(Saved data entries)

******************************

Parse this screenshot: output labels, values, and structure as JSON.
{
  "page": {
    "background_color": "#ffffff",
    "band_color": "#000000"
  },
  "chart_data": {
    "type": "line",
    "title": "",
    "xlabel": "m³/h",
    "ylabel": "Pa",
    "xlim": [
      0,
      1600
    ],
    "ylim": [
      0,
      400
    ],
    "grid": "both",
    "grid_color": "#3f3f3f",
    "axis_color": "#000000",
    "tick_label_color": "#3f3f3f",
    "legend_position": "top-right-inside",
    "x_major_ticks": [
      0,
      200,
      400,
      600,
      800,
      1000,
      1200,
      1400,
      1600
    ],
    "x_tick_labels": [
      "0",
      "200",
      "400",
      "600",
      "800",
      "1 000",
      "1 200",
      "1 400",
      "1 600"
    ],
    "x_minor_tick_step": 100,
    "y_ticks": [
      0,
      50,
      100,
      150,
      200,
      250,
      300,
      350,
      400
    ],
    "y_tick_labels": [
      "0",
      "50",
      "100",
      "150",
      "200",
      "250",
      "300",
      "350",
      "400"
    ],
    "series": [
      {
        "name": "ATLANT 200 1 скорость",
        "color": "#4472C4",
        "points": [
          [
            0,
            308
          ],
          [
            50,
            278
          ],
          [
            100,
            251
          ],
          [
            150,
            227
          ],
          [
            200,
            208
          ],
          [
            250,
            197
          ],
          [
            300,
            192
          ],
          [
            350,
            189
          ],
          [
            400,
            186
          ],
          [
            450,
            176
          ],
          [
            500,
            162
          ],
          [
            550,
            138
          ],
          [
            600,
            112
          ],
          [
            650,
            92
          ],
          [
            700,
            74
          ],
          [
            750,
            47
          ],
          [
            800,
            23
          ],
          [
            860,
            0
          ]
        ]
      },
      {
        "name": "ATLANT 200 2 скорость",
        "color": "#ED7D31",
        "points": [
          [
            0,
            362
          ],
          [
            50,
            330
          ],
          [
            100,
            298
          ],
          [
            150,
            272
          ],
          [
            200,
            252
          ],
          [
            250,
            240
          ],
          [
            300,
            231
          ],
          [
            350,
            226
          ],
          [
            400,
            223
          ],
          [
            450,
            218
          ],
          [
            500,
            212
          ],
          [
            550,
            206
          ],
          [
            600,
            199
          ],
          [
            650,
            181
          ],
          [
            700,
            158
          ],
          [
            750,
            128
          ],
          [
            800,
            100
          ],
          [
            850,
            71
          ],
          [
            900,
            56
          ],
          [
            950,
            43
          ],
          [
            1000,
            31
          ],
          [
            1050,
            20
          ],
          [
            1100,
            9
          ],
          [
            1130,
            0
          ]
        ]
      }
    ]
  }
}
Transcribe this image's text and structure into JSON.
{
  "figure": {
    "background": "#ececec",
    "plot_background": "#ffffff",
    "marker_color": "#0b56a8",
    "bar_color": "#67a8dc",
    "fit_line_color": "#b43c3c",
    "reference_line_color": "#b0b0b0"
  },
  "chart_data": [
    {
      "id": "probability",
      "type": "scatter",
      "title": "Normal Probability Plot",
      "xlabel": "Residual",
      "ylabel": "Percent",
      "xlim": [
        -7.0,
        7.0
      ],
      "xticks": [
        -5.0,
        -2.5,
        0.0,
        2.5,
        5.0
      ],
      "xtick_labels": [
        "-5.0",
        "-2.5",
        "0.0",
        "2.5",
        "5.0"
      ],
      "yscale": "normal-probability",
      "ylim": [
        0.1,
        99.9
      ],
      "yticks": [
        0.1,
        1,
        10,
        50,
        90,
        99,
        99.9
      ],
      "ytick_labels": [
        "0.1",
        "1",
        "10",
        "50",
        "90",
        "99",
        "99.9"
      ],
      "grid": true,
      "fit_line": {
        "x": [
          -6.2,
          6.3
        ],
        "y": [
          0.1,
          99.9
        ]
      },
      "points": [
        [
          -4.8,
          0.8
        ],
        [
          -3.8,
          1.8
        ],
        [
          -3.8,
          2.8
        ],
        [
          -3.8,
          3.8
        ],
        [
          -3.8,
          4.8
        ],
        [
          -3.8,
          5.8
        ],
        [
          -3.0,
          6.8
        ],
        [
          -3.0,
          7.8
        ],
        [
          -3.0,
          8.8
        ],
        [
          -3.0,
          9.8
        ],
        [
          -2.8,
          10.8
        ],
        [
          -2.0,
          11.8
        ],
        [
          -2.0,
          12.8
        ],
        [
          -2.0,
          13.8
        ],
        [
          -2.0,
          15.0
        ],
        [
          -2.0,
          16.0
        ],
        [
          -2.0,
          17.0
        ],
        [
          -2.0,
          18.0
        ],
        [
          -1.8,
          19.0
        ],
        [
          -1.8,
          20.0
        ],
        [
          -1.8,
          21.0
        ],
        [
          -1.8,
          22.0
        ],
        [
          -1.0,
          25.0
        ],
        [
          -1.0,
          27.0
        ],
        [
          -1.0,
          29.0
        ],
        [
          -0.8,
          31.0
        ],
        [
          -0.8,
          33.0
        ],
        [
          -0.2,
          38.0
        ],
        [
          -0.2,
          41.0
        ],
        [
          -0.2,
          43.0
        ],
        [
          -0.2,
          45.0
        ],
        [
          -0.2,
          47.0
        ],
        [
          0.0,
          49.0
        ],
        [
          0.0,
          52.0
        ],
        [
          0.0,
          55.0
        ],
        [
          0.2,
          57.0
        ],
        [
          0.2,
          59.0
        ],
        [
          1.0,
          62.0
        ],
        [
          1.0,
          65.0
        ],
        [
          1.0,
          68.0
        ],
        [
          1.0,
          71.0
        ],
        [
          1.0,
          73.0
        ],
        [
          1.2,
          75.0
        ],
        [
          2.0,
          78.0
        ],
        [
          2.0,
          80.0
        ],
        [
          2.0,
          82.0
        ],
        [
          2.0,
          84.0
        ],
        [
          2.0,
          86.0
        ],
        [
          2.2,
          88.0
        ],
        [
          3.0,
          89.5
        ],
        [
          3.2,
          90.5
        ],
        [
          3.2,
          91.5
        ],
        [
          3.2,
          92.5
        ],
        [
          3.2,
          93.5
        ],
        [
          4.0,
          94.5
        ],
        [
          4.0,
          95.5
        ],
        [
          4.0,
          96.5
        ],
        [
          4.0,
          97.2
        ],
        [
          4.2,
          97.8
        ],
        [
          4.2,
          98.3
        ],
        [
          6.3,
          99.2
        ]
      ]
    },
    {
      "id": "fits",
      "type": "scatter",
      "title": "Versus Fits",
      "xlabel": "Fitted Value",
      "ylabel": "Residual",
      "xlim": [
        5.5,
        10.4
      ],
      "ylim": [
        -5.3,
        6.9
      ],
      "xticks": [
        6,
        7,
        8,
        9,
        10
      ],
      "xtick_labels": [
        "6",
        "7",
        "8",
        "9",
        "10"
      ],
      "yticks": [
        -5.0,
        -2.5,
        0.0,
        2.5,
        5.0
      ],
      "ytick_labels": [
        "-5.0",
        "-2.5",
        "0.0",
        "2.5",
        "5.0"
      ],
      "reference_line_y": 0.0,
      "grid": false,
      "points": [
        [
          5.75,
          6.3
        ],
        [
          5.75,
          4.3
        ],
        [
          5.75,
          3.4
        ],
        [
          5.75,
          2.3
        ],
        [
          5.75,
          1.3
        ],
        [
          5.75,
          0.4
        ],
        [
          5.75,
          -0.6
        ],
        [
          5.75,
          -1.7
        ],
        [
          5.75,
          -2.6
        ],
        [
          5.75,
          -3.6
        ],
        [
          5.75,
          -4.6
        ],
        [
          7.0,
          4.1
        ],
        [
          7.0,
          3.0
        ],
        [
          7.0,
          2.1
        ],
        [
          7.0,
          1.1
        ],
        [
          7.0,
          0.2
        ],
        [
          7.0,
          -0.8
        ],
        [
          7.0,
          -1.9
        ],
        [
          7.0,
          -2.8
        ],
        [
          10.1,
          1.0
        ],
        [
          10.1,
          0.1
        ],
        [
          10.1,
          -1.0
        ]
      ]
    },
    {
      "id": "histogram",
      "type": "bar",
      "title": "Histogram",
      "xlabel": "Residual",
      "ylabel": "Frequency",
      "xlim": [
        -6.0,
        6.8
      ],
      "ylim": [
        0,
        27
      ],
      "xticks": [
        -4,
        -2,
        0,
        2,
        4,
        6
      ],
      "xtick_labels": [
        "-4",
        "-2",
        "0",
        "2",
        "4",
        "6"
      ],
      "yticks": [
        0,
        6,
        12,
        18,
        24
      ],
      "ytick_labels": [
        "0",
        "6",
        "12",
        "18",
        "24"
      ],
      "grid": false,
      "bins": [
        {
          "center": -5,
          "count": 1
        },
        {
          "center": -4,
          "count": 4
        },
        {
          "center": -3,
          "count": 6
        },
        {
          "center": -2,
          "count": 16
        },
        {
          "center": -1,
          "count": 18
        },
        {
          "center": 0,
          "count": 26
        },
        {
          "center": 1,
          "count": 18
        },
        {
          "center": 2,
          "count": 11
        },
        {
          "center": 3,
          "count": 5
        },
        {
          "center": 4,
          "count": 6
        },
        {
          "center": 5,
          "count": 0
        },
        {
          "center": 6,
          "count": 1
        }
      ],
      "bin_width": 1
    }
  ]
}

******************************

Select from the material above each line in which the string "this" appears, and list those lines.

Parse this screenshot: output labels, values, and structure as JSON.
Transcribe this image's text and structure into JSON.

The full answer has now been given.